__Exercise directions__:
From the listing below, pull out all lines with "font" in them.

__Saved data entries__:
[Start]
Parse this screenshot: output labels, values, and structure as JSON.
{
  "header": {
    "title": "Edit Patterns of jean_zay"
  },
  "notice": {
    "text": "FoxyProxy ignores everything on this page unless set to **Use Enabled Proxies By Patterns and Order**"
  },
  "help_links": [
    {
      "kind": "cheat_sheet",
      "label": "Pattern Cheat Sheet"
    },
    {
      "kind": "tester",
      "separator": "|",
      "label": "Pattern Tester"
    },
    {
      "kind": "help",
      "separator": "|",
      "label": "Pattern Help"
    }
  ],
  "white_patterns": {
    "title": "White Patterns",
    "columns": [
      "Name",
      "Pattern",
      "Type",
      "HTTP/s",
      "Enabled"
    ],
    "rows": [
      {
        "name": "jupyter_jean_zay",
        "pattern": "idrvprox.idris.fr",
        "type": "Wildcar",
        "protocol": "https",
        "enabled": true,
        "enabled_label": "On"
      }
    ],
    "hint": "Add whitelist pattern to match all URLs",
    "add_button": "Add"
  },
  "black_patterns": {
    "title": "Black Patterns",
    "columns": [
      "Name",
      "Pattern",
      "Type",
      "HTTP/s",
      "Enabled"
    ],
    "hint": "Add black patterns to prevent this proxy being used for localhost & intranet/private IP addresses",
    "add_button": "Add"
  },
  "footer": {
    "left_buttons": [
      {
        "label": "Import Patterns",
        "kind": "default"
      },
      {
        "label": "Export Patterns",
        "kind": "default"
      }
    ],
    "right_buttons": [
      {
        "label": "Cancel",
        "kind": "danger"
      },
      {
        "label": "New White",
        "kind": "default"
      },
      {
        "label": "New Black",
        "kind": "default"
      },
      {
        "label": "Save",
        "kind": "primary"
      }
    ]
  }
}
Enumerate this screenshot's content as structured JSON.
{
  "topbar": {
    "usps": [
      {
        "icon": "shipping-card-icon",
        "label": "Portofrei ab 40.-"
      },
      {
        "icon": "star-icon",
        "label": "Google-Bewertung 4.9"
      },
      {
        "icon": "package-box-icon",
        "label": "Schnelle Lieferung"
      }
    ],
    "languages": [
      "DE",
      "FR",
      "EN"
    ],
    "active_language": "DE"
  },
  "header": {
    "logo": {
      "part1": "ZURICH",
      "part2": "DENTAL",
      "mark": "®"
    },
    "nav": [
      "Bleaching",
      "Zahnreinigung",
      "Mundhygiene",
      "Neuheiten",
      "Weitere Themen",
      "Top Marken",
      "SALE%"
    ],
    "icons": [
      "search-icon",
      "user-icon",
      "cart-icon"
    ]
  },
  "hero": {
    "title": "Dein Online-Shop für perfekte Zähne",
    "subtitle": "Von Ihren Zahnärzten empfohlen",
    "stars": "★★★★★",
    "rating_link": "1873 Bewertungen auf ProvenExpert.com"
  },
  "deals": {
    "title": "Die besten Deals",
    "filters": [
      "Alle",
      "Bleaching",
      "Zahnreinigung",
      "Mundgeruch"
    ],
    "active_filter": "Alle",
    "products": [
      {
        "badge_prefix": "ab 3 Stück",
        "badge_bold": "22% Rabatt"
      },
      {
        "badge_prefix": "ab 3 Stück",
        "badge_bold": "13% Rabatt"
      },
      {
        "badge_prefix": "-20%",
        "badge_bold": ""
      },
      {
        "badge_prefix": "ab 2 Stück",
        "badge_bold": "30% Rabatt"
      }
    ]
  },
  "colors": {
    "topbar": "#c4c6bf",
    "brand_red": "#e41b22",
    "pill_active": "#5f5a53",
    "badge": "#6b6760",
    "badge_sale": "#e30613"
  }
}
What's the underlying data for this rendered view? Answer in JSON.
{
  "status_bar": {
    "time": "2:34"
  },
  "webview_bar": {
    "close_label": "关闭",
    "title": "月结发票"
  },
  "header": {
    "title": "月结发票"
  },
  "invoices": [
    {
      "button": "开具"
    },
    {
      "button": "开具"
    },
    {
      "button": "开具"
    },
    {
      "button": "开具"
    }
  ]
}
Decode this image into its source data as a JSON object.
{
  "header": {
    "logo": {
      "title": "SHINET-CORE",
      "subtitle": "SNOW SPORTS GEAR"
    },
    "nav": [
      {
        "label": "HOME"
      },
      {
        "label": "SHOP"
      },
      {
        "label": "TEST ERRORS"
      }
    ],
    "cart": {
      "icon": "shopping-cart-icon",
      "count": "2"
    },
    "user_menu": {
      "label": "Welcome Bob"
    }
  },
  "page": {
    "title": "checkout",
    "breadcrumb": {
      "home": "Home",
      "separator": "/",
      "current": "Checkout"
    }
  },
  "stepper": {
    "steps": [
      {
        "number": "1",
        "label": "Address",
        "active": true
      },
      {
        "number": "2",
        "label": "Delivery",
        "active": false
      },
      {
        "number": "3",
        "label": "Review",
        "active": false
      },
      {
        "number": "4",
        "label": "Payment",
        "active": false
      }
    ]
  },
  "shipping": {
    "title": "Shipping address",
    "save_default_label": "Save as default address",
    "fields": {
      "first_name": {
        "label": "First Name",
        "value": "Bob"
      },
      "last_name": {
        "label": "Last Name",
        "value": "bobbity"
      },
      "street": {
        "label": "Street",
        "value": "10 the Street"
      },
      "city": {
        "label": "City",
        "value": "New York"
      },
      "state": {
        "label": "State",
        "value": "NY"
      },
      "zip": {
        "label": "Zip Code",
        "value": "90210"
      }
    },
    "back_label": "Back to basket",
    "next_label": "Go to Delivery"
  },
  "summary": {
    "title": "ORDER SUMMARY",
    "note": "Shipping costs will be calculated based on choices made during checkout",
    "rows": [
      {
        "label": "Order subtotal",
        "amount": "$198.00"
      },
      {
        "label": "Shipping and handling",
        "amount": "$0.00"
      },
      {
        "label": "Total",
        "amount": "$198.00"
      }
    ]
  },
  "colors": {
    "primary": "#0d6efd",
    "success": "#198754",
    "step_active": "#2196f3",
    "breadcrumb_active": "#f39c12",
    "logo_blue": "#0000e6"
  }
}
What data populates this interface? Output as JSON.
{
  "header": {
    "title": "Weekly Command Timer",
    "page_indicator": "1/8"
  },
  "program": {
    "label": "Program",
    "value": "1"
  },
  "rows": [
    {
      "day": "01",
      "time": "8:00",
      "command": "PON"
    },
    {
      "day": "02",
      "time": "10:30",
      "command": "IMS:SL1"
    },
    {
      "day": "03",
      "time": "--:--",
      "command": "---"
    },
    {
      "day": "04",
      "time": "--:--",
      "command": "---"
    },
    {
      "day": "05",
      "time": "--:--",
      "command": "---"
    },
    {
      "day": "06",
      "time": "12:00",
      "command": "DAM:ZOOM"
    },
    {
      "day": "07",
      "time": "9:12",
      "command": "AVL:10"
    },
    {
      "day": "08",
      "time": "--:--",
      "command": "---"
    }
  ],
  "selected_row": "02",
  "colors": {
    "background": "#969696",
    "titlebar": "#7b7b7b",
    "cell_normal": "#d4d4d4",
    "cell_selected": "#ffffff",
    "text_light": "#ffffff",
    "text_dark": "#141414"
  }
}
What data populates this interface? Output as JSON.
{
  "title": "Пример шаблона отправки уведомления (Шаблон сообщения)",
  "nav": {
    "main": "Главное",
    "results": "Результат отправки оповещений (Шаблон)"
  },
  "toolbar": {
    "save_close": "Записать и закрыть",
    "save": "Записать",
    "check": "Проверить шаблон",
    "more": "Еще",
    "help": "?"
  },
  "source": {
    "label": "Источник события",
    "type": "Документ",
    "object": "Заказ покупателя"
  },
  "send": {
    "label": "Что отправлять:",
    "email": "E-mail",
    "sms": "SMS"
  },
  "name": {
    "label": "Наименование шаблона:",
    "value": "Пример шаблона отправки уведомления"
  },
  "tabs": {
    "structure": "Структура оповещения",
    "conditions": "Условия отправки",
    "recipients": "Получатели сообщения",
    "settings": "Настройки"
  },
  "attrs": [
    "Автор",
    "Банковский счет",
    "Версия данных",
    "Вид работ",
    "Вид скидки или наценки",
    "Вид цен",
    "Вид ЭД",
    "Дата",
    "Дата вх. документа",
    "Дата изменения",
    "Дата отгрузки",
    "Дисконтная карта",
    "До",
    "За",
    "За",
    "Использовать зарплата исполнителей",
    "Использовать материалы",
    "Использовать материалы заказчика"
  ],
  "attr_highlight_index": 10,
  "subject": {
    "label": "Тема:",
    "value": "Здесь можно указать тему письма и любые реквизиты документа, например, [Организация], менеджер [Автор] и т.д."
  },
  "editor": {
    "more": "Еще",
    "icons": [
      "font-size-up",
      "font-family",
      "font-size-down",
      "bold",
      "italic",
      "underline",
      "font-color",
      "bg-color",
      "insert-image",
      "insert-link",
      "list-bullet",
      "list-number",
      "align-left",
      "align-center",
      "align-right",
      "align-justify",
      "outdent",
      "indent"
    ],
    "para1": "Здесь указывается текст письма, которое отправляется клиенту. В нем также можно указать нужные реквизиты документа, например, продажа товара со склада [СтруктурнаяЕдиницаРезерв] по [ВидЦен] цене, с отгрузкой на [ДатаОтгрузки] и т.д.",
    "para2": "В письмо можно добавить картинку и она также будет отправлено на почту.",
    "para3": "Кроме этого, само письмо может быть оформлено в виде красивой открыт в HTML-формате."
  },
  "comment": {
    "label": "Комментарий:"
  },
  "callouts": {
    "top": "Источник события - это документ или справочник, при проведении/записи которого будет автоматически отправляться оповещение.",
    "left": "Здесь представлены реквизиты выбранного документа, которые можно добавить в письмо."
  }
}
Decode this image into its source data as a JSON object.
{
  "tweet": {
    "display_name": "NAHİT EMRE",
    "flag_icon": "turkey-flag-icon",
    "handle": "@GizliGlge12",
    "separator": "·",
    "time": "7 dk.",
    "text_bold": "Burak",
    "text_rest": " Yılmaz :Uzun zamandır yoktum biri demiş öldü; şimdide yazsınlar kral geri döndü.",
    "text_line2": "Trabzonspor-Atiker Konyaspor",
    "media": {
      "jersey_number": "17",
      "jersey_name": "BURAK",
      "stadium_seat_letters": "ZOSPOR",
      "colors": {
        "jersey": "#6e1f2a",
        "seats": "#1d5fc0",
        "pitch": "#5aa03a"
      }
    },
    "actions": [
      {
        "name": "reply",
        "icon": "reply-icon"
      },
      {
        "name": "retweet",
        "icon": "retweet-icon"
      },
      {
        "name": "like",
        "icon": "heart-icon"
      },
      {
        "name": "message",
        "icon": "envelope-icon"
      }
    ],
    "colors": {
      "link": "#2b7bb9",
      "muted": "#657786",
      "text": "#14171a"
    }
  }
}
[End]
__Exercise answer__:
      "font-size-up",
      "font-family",
      "font-size-down",
      "font-color",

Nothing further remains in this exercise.